▶ REQUIRED WORK: Find the line containing "Type out the text in this image.". Retype it and every line after it through the end of the entries, exactly as written, with nothing added.
---------- INPUT FOR THIS TASK
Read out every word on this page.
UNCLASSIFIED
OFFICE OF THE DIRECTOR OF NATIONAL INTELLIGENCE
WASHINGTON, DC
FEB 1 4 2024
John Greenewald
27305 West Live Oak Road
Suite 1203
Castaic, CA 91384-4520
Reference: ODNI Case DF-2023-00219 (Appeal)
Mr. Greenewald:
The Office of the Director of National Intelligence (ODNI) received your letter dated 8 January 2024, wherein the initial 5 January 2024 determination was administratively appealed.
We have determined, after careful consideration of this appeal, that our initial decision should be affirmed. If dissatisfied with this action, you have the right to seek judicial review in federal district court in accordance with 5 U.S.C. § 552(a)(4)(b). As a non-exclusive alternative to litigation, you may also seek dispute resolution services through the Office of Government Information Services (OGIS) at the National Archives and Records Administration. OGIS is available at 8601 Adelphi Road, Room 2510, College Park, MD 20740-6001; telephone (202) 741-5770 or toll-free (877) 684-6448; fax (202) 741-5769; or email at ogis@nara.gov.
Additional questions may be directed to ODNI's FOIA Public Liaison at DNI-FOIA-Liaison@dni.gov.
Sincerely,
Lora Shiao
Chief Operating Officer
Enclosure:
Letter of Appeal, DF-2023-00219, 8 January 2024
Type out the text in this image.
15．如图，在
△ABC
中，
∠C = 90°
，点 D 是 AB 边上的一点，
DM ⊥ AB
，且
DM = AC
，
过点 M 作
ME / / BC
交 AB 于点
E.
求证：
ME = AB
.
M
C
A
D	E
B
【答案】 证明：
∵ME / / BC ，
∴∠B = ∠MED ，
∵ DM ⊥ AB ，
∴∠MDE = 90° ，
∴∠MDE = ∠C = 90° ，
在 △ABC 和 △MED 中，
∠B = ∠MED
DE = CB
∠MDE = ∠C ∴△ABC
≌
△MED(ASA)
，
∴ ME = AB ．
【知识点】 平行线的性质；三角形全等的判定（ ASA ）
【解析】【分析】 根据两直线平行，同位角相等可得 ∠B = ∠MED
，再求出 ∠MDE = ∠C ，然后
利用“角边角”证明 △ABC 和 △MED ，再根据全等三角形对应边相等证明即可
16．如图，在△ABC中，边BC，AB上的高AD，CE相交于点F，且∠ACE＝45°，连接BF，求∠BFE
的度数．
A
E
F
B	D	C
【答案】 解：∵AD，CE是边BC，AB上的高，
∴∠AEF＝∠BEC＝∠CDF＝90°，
--------------------
▶ REPLY:
Type out the text in this image.
15．如图，在
△ABC
中，
∠C = 90°
，点 D 是 AB 边上的一点，
DM ⊥ AB
，且
DM = AC
，
过点 M 作
ME / / BC
交 AB 于点
E.
求证：
ME = AB
.
M
C
A
D	E
B
【答案】 证明：
∵ME / / BC ，
∴∠B = ∠MED ，
∵ DM ⊥ AB ，
∴∠MDE = 90° ，
∴∠MDE = ∠C = 90° ，
在 △ABC 和 △MED 中，
∠B = ∠MED
DE = CB
∠MDE = ∠C ∴△ABC
≌
△MED(ASA)
，
∴ ME = AB ．
【知识点】 平行线的性质；三角形全等的判定（ ASA ）
【解析】【分析】 根据两直线平行，同位角相等可得 ∠B = ∠MED
，再求出 ∠MDE = ∠C ，然后
利用“角边角”证明 △ABC 和 △MED ，再根据全等三角形对应边相等证明即可
16．如图，在△ABC中，边BC，AB上的高AD，CE相交于点F，且∠ACE＝45°，连接BF，求∠BFE
的度数．
A
E
F
B	D	C
【答案】 解：∵AD，CE是边BC，AB上的高，
∴∠AEF＝∠BEC＝∠CDF＝90°，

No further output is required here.